## Приведенный фрагмент
Важно понимать, что если коррупция не будет устранена, мы не привлечем необходимый капитал, в котором, как известно, Украина крайне нуждается. Всем известно, что Украина далеко не в полной мере использует свой потенциал по добыче газа. Украина – потенциально богатая страна, и добыча газа и нефти могут быть частью этого богатства, «драйвером» его увеличения. Многие говорят, что у вас достаточно газа и нефти для того, чтобы государство стало энергетически независимым. Вам нужна хорошая регуляторная база в этом сегменте, где будет четко прописана ответственность сторон за предоставление лицензий на добычу газа и предусмотрены антикоррупционные меры. Это поможет создать благоприятную среду для привлечения инвестиций.

— Что вы думаете о перспективе приватизации «Укргазвыдобування»? «Нафтогаз» может продать свою дочернюю компанию?

## Показанные строки
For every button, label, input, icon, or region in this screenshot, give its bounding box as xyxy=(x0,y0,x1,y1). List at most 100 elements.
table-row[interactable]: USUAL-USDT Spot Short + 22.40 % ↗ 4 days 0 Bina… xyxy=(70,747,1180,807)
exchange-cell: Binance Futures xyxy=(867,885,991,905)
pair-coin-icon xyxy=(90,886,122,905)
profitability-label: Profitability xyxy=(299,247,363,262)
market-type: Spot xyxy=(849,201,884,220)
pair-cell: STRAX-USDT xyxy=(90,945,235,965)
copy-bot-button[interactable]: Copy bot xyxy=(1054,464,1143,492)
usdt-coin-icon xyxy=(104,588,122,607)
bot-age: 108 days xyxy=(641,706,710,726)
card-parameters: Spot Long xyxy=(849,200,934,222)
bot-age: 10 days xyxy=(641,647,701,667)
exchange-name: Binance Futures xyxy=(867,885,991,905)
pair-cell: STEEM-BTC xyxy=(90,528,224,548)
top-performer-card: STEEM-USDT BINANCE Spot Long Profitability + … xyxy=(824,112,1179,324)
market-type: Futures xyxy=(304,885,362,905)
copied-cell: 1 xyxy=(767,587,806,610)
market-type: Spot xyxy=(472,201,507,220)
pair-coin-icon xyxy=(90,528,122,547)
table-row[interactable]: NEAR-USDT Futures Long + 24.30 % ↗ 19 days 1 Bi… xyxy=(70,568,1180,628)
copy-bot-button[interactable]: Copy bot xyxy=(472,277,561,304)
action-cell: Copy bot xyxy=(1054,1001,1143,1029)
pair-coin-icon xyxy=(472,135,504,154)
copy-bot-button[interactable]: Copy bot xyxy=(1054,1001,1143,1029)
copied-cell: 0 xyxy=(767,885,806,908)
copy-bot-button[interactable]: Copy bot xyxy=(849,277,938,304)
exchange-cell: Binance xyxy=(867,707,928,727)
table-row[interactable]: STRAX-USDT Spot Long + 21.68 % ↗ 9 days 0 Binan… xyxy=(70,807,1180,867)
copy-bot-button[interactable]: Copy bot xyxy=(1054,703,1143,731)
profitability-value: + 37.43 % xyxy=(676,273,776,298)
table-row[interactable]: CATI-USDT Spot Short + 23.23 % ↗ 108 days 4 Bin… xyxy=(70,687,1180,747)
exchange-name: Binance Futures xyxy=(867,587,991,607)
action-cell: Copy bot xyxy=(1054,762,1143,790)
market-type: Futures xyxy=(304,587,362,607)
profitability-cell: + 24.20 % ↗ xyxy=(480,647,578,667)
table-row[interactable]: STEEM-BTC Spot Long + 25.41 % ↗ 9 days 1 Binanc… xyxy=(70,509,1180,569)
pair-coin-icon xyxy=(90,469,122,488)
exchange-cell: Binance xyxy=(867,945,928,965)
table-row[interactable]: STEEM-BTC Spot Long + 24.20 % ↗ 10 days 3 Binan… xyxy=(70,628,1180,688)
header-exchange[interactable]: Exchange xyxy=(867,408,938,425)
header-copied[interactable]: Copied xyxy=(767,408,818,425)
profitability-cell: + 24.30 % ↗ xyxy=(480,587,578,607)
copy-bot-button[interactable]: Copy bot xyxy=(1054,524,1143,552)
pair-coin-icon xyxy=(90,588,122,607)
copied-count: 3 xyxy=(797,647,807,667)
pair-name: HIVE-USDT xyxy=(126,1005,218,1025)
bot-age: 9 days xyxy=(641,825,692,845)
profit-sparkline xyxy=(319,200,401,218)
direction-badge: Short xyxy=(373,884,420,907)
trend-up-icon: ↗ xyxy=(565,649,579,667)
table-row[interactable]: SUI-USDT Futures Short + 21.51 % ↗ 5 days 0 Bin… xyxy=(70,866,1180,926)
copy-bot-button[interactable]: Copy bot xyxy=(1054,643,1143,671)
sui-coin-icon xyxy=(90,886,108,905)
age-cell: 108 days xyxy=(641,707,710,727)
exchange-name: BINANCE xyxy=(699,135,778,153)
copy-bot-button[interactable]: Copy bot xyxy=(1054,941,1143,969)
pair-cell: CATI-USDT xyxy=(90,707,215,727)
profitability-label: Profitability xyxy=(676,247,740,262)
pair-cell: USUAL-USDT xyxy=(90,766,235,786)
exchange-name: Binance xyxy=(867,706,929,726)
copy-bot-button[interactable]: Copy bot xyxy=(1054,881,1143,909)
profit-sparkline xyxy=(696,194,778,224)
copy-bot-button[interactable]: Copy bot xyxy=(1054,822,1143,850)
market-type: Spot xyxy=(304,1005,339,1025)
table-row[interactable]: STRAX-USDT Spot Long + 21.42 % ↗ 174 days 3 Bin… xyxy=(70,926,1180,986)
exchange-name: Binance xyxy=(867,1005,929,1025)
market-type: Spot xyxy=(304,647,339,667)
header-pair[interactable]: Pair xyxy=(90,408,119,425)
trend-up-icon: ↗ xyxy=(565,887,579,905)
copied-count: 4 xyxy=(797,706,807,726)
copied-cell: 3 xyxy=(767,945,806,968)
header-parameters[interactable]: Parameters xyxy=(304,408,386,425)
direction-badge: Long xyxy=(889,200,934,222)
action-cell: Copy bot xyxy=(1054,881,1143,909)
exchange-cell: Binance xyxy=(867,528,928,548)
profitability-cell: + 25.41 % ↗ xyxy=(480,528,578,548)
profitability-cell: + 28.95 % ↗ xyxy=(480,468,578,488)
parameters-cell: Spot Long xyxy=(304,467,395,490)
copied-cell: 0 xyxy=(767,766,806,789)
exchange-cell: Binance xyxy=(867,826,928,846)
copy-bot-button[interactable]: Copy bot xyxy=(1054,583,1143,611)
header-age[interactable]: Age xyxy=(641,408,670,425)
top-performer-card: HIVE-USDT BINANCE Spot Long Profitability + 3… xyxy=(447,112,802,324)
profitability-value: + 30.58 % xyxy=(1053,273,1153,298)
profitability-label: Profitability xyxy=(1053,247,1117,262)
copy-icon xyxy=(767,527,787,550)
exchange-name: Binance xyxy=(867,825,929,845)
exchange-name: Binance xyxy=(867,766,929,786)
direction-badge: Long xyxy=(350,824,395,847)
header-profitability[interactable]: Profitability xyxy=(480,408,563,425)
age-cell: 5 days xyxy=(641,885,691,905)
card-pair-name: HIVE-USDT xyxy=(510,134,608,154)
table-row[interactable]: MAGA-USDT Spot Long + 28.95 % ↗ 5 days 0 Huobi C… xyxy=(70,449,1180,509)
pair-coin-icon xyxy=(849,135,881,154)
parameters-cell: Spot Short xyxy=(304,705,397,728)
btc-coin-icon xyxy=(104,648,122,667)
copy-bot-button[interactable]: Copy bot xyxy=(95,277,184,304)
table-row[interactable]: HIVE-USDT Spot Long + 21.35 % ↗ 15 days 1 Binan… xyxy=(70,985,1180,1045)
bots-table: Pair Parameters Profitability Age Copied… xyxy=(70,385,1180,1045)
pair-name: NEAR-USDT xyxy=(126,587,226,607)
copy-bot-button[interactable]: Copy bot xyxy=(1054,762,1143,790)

## Рабочее задание 1
Выпишите все имена собственные (названия страны и компаний), которые встречаются во фрагменте о добыче газа в Украине.
## Рабочее задание 2
Продолжите фрагмент о добыче газа в Украине с того места, где он заканчивается.

## Письменный ответ 1
Украина, «Укргазвыдобування», «Нафтогаз».

## Письменный ответ 2
— Лично я считаю, что приватизация послужит во благо экономике, страны и граждан. Но правительству сложно это сделать, и многим людям тяжело поверить, что это правильный шаг. Потому что им кажется, что тогда они потеряют рычаги управления страной. Но когда вы приватизируете компанию, нужно позаботиться о том, чтобы сделать это без участия олигархов, и в результате создать честный и понятный бизнес. В этой связи, я думаю, «Нафтогаз» действительно удачный пример. Поскольку все, что мы пытаемся делать в компании, и вся наша антикоррупционная политика как раз направлена на то, чтобы остановить произвол олигархов в энергетике.